→ **The data**:
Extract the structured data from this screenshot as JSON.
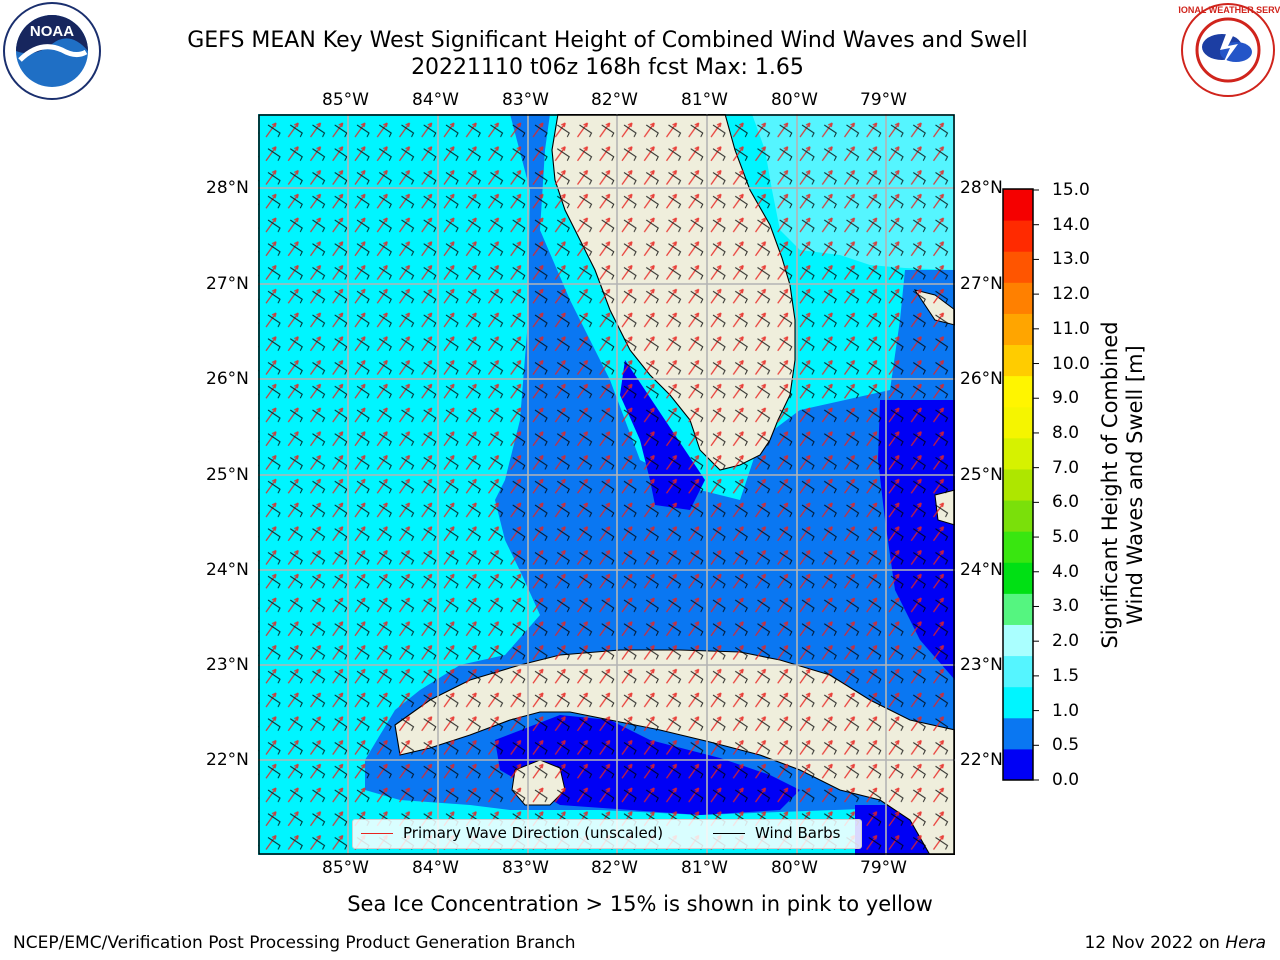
{
  "header": {
    "title_line1": "GEFS MEAN Key West Significant Height of Combined Wind Waves and Swell",
    "title_line2": "20221110 t06z 168h fcst   Max: 1.65"
  },
  "logos": {
    "noaa": {
      "name": "noaa-logo",
      "text": "NOAA"
    },
    "nws": {
      "name": "nws-logo",
      "text": "NATIONAL WEATHER SERVICE"
    }
  },
  "map": {
    "lon_ticks": [
      "85°W",
      "84°W",
      "83°W",
      "82°W",
      "81°W",
      "80°W",
      "79°W"
    ],
    "lat_ticks": [
      "28°N",
      "27°N",
      "26°N",
      "25°N",
      "24°N",
      "23°N",
      "22°N"
    ],
    "ocean_colors": {
      "c_05_10": "#0a77f2",
      "c_00_05": "#0000f5",
      "c_10_15": "#00f5ff"
    },
    "land_color": "#efeedc"
  },
  "legend": {
    "wave_label": "Primary Wave Direction (unscaled)",
    "wave_color": "#e8231f",
    "barb_label": "Wind Barbs",
    "barb_color": "#000000"
  },
  "colorbar": {
    "title_line1": "Significant Height of Combined",
    "title_line2": "Wind Waves and Swell [m]",
    "ticks": [
      "15.0",
      "14.0",
      "13.0",
      "12.0",
      "11.0",
      "10.0",
      "9.0",
      "8.0",
      "7.0",
      "6.0",
      "5.0",
      "4.0",
      "3.0",
      "2.0",
      "1.5",
      "1.0",
      "0.5",
      "0.0"
    ],
    "colors": [
      "#0000f5",
      "#0a77f2",
      "#00f5ff",
      "#55f5ff",
      "#aaffff",
      "#55f580",
      "#00e014",
      "#39e610",
      "#7ae00a",
      "#aee600",
      "#d6f200",
      "#f5f500",
      "#fff500",
      "#ffcc00",
      "#ffa500",
      "#ff8000",
      "#ff5500",
      "#ff2a00",
      "#f50000"
    ]
  },
  "footer": {
    "sea_ice_note": "Sea Ice Concentration > 15% is shown in pink to yellow",
    "credit": "NCEP/EMC/Verification Post Processing Product Generation Branch",
    "date_text": "12 Nov 2022 on ",
    "host": "Hera"
  }
}
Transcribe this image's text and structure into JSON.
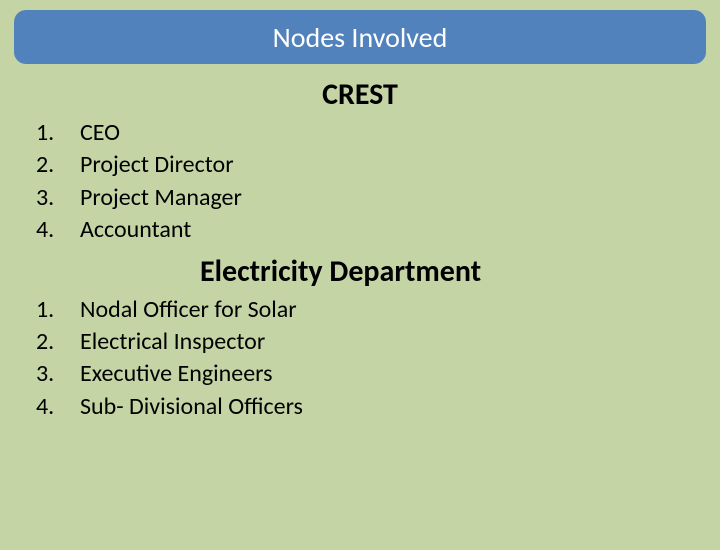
{
  "title": "Nodes Involved",
  "sections": [
    {
      "heading": "CREST",
      "heading_class": "crest",
      "items": [
        {
          "num": "1.",
          "label": "CEO"
        },
        {
          "num": "2.",
          "label": "Project Director"
        },
        {
          "num": "3.",
          "label": "Project Manager"
        },
        {
          "num": "4.",
          "label": "Accountant"
        }
      ]
    },
    {
      "heading": "Electricity Department",
      "heading_class": "dept",
      "items": [
        {
          "num": "1.",
          "label": "Nodal Officer for Solar"
        },
        {
          "num": "2.",
          "label": "Electrical Inspector"
        },
        {
          "num": "3.",
          "label": "Executive Engineers"
        },
        {
          "num": "4.",
          "label": "Sub- Divisional Officers"
        }
      ]
    }
  ],
  "colors": {
    "background": "#c5d4a5",
    "title_bar": "#5282bb",
    "title_text": "#ffffff",
    "body_text": "#000000"
  },
  "typography": {
    "title_fontsize": 28,
    "heading_fontsize": 30,
    "list_fontsize": 24,
    "font_family": "Calibri"
  }
}
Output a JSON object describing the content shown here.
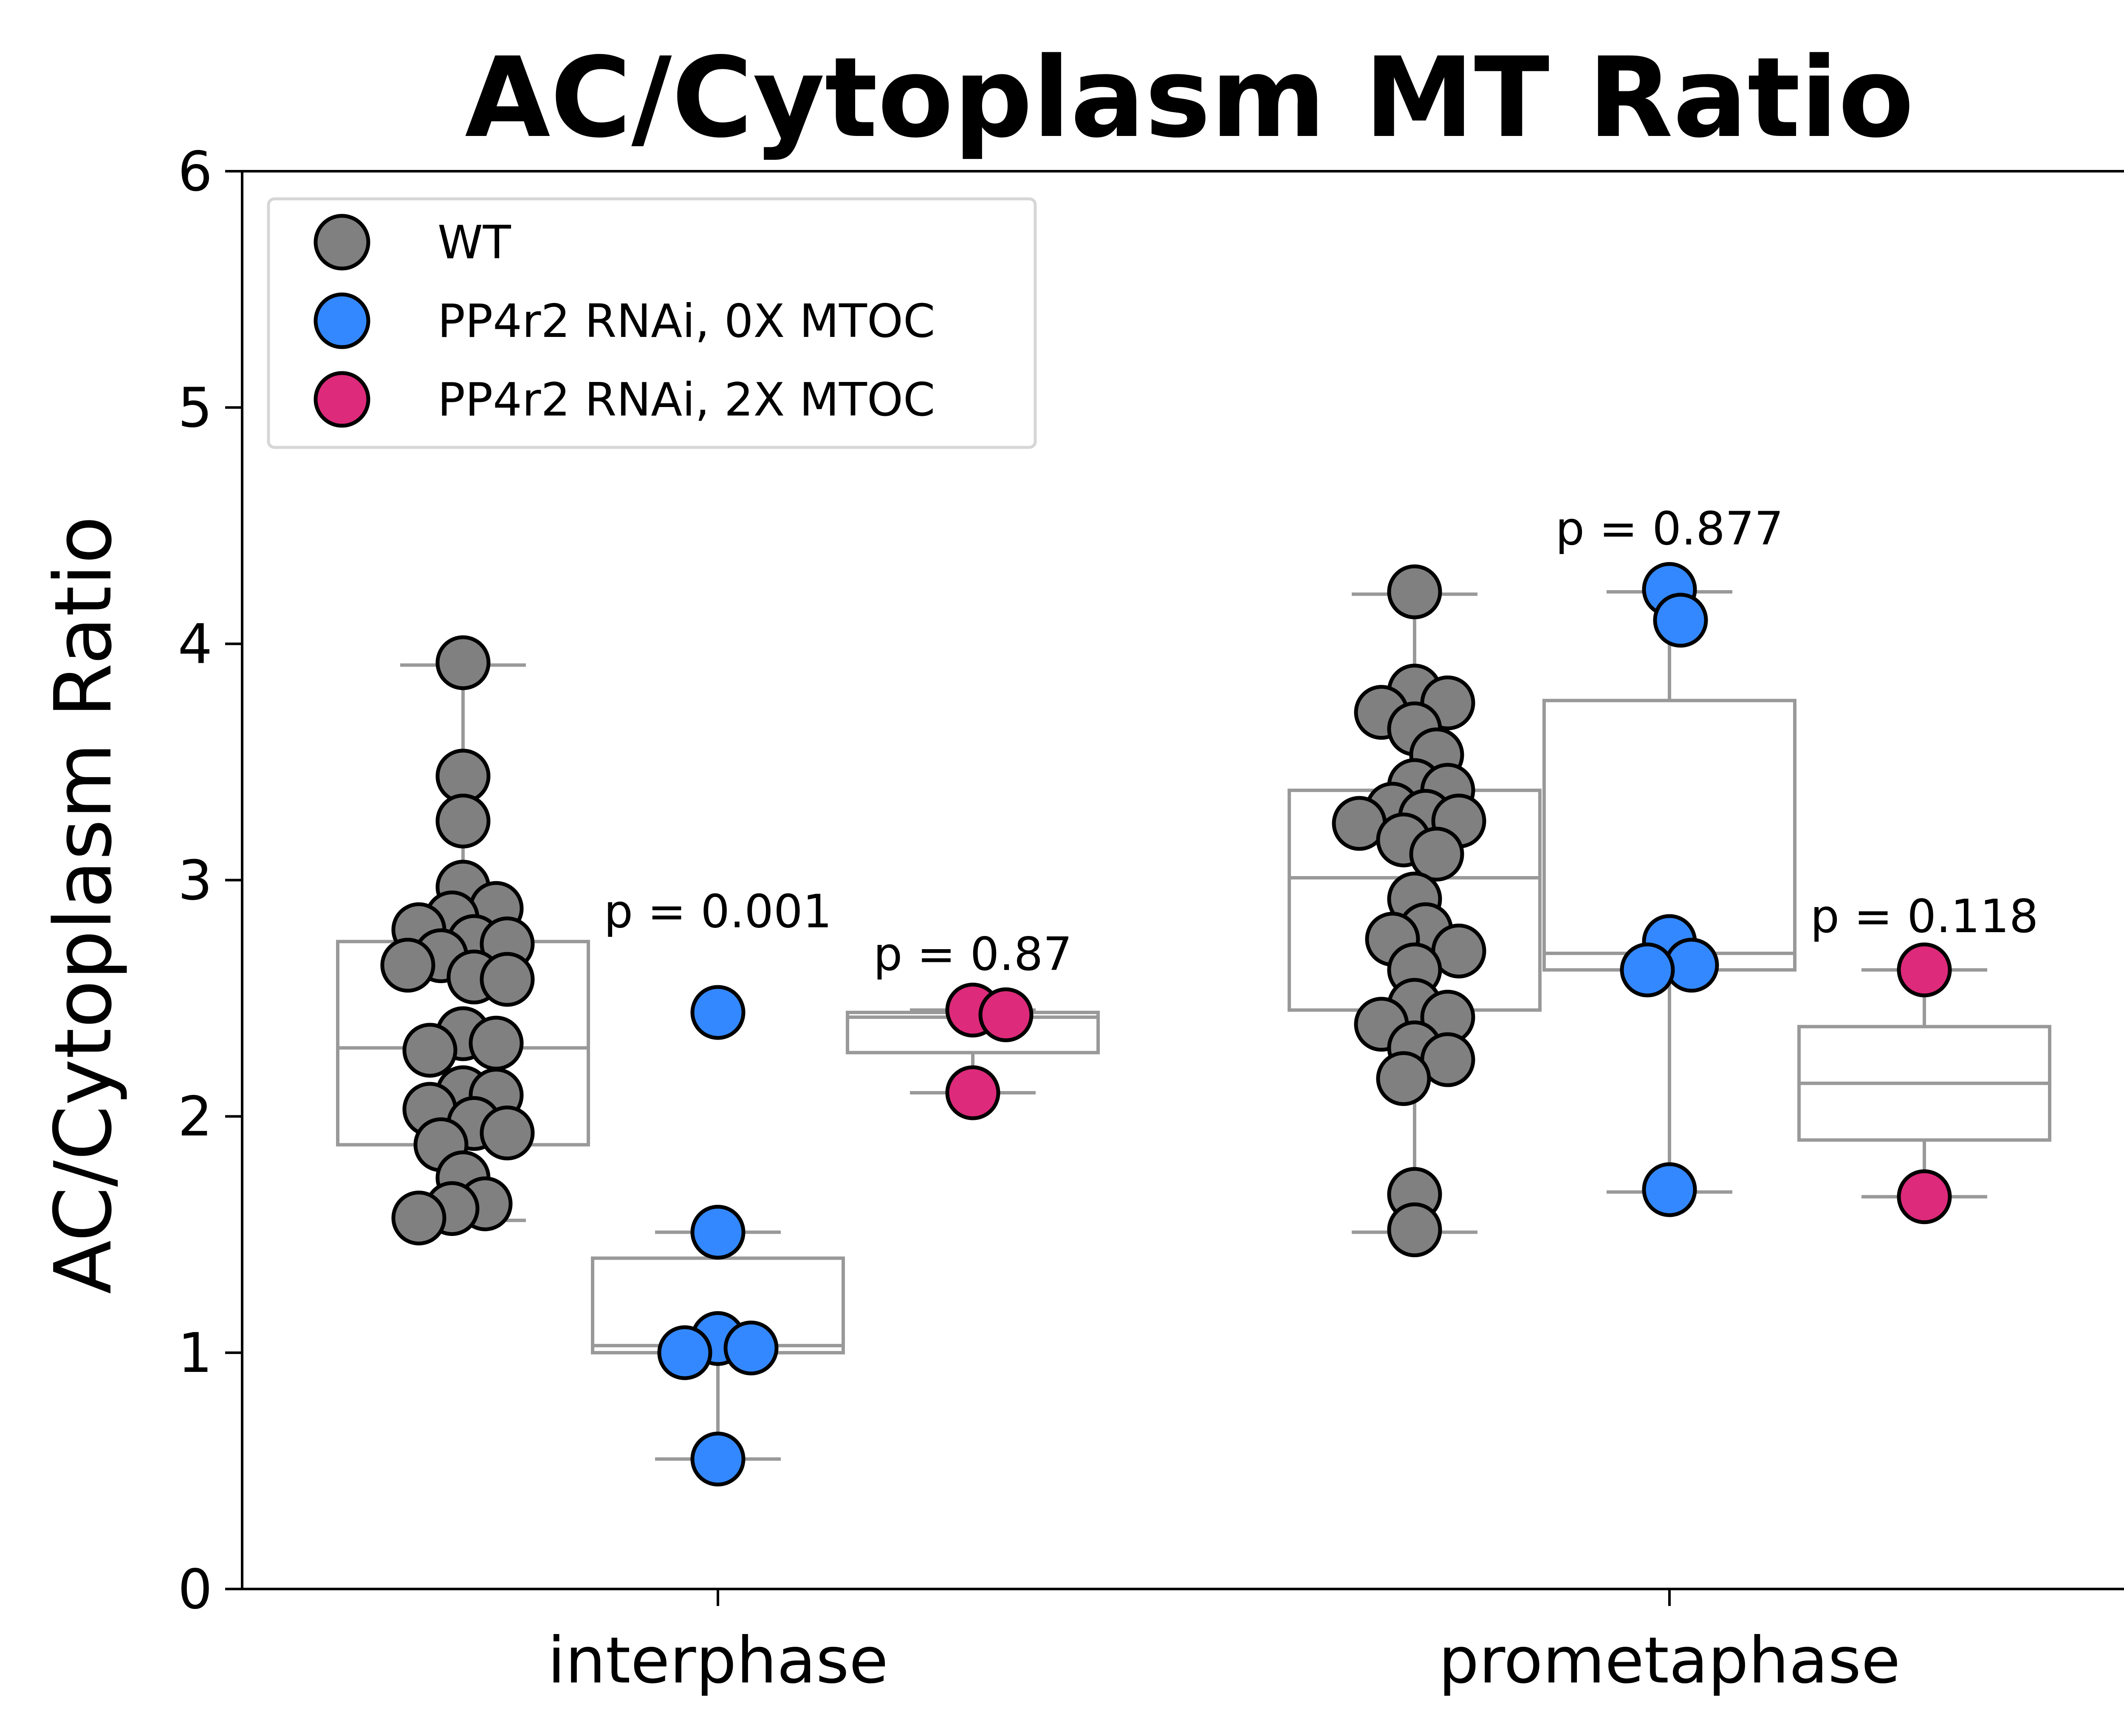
{
  "chart_data": {
    "type": "scatter",
    "title": "AC/Cytoplasm MT Ratio",
    "xlabel": "",
    "ylabel": "AC/Cytoplasm Ratio",
    "ylim": [
      0,
      6
    ],
    "yticks": [
      "0",
      "1",
      "2",
      "3",
      "4",
      "5",
      "6"
    ],
    "categories": [
      "interphase",
      "prometaphase"
    ],
    "grid": false,
    "legend_position": "top-left",
    "series": [
      {
        "name": "WT",
        "color": "#808080",
        "groups": [
          {
            "category": "interphase",
            "box": {
              "whisker_low": 1.56,
              "q1": 1.88,
              "median": 2.29,
              "q3": 2.74,
              "whisker_high": 3.91
            },
            "points": [
              3.92,
              3.44,
              3.25,
              2.97,
              2.88,
              2.84,
              2.79,
              2.74,
              2.73,
              2.68,
              2.64,
              2.59,
              2.58,
              2.35,
              2.31,
              2.28,
              2.1,
              2.09,
              2.03,
              1.97,
              1.93,
              1.88,
              1.74,
              1.63,
              1.61,
              1.57
            ]
          },
          {
            "category": "prometaphase",
            "box": {
              "whisker_low": 1.51,
              "q1": 2.45,
              "median": 3.01,
              "q3": 3.38,
              "whisker_high": 4.21
            },
            "points": [
              4.22,
              3.8,
              3.75,
              3.71,
              3.64,
              3.53,
              3.4,
              3.38,
              3.3,
              3.27,
              3.25,
              3.24,
              3.17,
              3.11,
              2.92,
              2.79,
              2.75,
              2.7,
              2.62,
              2.47,
              2.42,
              2.39,
              2.29,
              2.24,
              2.16,
              1.67,
              1.52
            ]
          }
        ]
      },
      {
        "name": "PP4r2 RNAi, 0X MTOC",
        "color": "#3388ff",
        "groups": [
          {
            "category": "interphase",
            "box": {
              "whisker_low": 0.55,
              "q1": 1.0,
              "median": 1.03,
              "q3": 1.4,
              "whisker_high": 1.51
            },
            "points": [
              2.44,
              1.51,
              1.06,
              1.02,
              1.0,
              0.55
            ]
          },
          {
            "category": "prometaphase",
            "box": {
              "whisker_low": 1.68,
              "q1": 2.62,
              "median": 2.69,
              "q3": 3.76,
              "whisker_high": 4.22
            },
            "points": [
              4.23,
              4.1,
              2.74,
              2.64,
              2.62,
              1.69
            ]
          }
        ]
      },
      {
        "name": "PP4r2 RNAi, 2X MTOC",
        "color": "#dd2a7b",
        "groups": [
          {
            "category": "interphase",
            "box": {
              "whisker_low": 2.1,
              "q1": 2.27,
              "median": 2.42,
              "q3": 2.44,
              "whisker_high": 2.45
            },
            "points": [
              2.45,
              2.43,
              2.1
            ]
          },
          {
            "category": "prometaphase",
            "box": {
              "whisker_low": 1.66,
              "q1": 1.9,
              "median": 2.14,
              "q3": 2.38,
              "whisker_high": 2.62
            },
            "points": [
              2.62,
              1.66
            ]
          }
        ]
      }
    ],
    "annotations": [
      {
        "text": "p = 0.001",
        "category": "interphase",
        "series": 1,
        "y": 2.8
      },
      {
        "text": "p = 0.87",
        "category": "interphase",
        "series": 2,
        "y": 2.62
      },
      {
        "text": "p = 0.877",
        "category": "prometaphase",
        "series": 1,
        "y": 4.42
      },
      {
        "text": "p = 0.118",
        "category": "prometaphase",
        "series": 2,
        "y": 2.78
      }
    ],
    "box_color": "#999999",
    "marker_edge_color": "#000000"
  }
}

→ **Task prompt**:
Nothing but the pictures may be dropped; output the records above exactly.

→ **Complete response**:
Extract the structured data from this screenshot as JSON.
{
  "header": {
    "title_line1": "GEFS MEAN Key West Significant Height of Combined Wind Waves and Swell",
    "title_line2": "20221110 t06z 168h fcst   Max: 1.65"
  },
  "logos": {
    "noaa": {
      "name": "noaa-logo",
      "text": "NOAA"
    },
    "nws": {
      "name": "nws-logo",
      "text": "NATIONAL WEATHER SERVICE"
    }
  },
  "map": {
    "lon_ticks": [
      "85°W",
      "84°W",
      "83°W",
      "82°W",
      "81°W",
      "80°W",
      "79°W"
    ],
    "lat_ticks": [
      "28°N",
      "27°N",
      "26°N",
      "25°N",
      "24°N",
      "23°N",
      "22°N"
    ],
    "ocean_colors": {
      "c_05_10": "#0a77f2",
      "c_00_05": "#0000f5",
      "c_10_15": "#00f5ff"
    },
    "land_color": "#efeedc"
  },
  "legend": {
    "wave_label": "Primary Wave Direction (unscaled)",
    "wave_color": "#e8231f",
    "barb_label": "Wind Barbs",
    "barb_color": "#000000"
  },
  "colorbar": {
    "title_line1": "Significant Height of Combined",
    "title_line2": "Wind Waves and Swell [m]",
    "ticks": [
      "15.0",
      "14.0",
      "13.0",
      "12.0",
      "11.0",
      "10.0",
      "9.0",
      "8.0",
      "7.0",
      "6.0",
      "5.0",
      "4.0",
      "3.0",
      "2.0",
      "1.5",
      "1.0",
      "0.5",
      "0.0"
    ],
    "colors": [
      "#0000f5",
      "#0a77f2",
      "#00f5ff",
      "#55f5ff",
      "#aaffff",
      "#55f580",
      "#00e014",
      "#39e610",
      "#7ae00a",
      "#aee600",
      "#d6f200",
      "#f5f500",
      "#fff500",
      "#ffcc00",
      "#ffa500",
      "#ff8000",
      "#ff5500",
      "#ff2a00",
      "#f50000"
    ]
  },
  "footer": {
    "sea_ice_note": "Sea Ice Concentration > 15% is shown in pink to yellow",
    "credit": "NCEP/EMC/Verification Post Processing Product Generation Branch",
    "date_text": "12 Nov 2022 on ",
    "host": "Hera"
  }
}
Transcribe this image's text and structure into JSON.
{
  "title": "Nodes Involved",
  "sections": [
    {
      "heading": "CREST",
      "heading_class": "crest",
      "items": [
        {
          "num": "1.",
          "label": "CEO"
        },
        {
          "num": "2.",
          "label": "Project Director"
        },
        {
          "num": "3.",
          "label": "Project Manager"
        },
        {
          "num": "4.",
          "label": "Accountant"
        }
      ]
    },
    {
      "heading": "Electricity Department",
      "heading_class": "dept",
      "items": [
        {
          "num": "1.",
          "label": "Nodal Officer for Solar"
        },
        {
          "num": "2.",
          "label": "Electrical Inspector"
        },
        {
          "num": "3.",
          "label": "Executive Engineers"
        },
        {
          "num": "4.",
          "label": "Sub- Divisional Officers"
        }
      ]
    }
  ],
  "colors": {
    "background": "#c5d4a5",
    "title_bar": "#5282bb",
    "title_text": "#ffffff",
    "body_text": "#000000"
  },
  "typography": {
    "title_fontsize": 28,
    "heading_fontsize": 30,
    "list_fontsize": 24,
    "font_family": "Calibri"
  }
}
Output a JSON object describing the content shown here.
{
  "chart_data": {
    "type": "scatter",
    "title": "AC/Cytoplasm MT Ratio",
    "xlabel": "",
    "ylabel": "AC/Cytoplasm Ratio",
    "ylim": [
      0,
      6
    ],
    "yticks": [
      "0",
      "1",
      "2",
      "3",
      "4",
      "5",
      "6"
    ],
    "categories": [
      "interphase",
      "prometaphase"
    ],
    "grid": false,
    "legend_position": "top-left",
    "series": [
      {
        "name": "WT",
        "color": "#808080",
        "groups": [
          {
            "category": "interphase",
            "box": {
              "whisker_low": 1.56,
              "q1": 1.88,
              "median": 2.29,
              "q3": 2.74,
              "whisker_high": 3.91
            },
            "points": [
              3.92,
              3.44,
              3.25,
              2.97,
              2.88,
              2.84,
              2.79,
              2.74,
              2.73,
              2.68,
              2.64,
              2.59,
              2.58,
              2.35,
              2.31,
              2.28,
              2.1,
              2.09,
              2.03,
              1.97,
              1.93,
              1.88,
              1.74,
              1.63,
              1.61,
              1.57
            ]
          },
          {
            "category": "prometaphase",
            "box": {
              "whisker_low": 1.51,
              "q1": 2.45,
              "median": 3.01,
              "q3": 3.38,
              "whisker_high": 4.21
            },
            "points": [
              4.22,
              3.8,
              3.75,
              3.71,
              3.64,
              3.53,
              3.4,
              3.38,
              3.3,
              3.27,
              3.25,
              3.24,
              3.17,
              3.11,
              2.92,
              2.79,
              2.75,
              2.7,
              2.62,
              2.47,
              2.42,
              2.39,
              2.29,
              2.24,
              2.16,
              1.67,
              1.52
            ]
          }
        ]
      },
      {
        "name": "PP4r2 RNAi, 0X MTOC",
        "color": "#3388ff",
        "groups": [
          {
            "category": "interphase",
            "box": {
              "whisker_low": 0.55,
              "q1": 1.0,
              "median": 1.03,
              "q3": 1.4,
              "whisker_high": 1.51
            },
            "points": [
              2.44,
              1.51,
              1.06,
              1.02,
              1.0,
              0.55
            ]
          },
          {
            "category": "prometaphase",
            "box": {
              "whisker_low": 1.68,
              "q1": 2.62,
              "median": 2.69,
              "q3": 3.76,
              "whisker_high": 4.22
            },
            "points": [
              4.23,
              4.1,
              2.74,
              2.64,
              2.62,
              1.69
            ]
          }
        ]
      },
      {
        "name": "PP4r2 RNAi, 2X MTOC",
        "color": "#dd2a7b",
        "groups": [
          {
            "category": "interphase",
            "box": {
              "whisker_low": 2.1,
              "q1": 2.27,
              "median": 2.42,
              "q3": 2.44,
              "whisker_high": 2.45
            },
            "points": [
              2.45,
              2.43,
              2.1
            ]
          },
          {
            "category": "prometaphase",
            "box": {
              "whisker_low": 1.66,
              "q1": 1.9,
              "median": 2.14,
              "q3": 2.38,
              "whisker_high": 2.62
            },
            "points": [
              2.62,
              1.66
            ]
          }
        ]
      }
    ],
    "annotations": [
      {
        "text": "p = 0.001",
        "category": "interphase",
        "series": 1,
        "y": 2.8
      },
      {
        "text": "p = 0.87",
        "category": "interphase",
        "series": 2,
        "y": 2.62
      },
      {
        "text": "p = 0.877",
        "category": "prometaphase",
        "series": 1,
        "y": 4.42
      },
      {
        "text": "p = 0.118",
        "category": "prometaphase",
        "series": 2,
        "y": 2.78
      }
    ],
    "box_color": "#999999",
    "marker_edge_color": "#000000"
  }
}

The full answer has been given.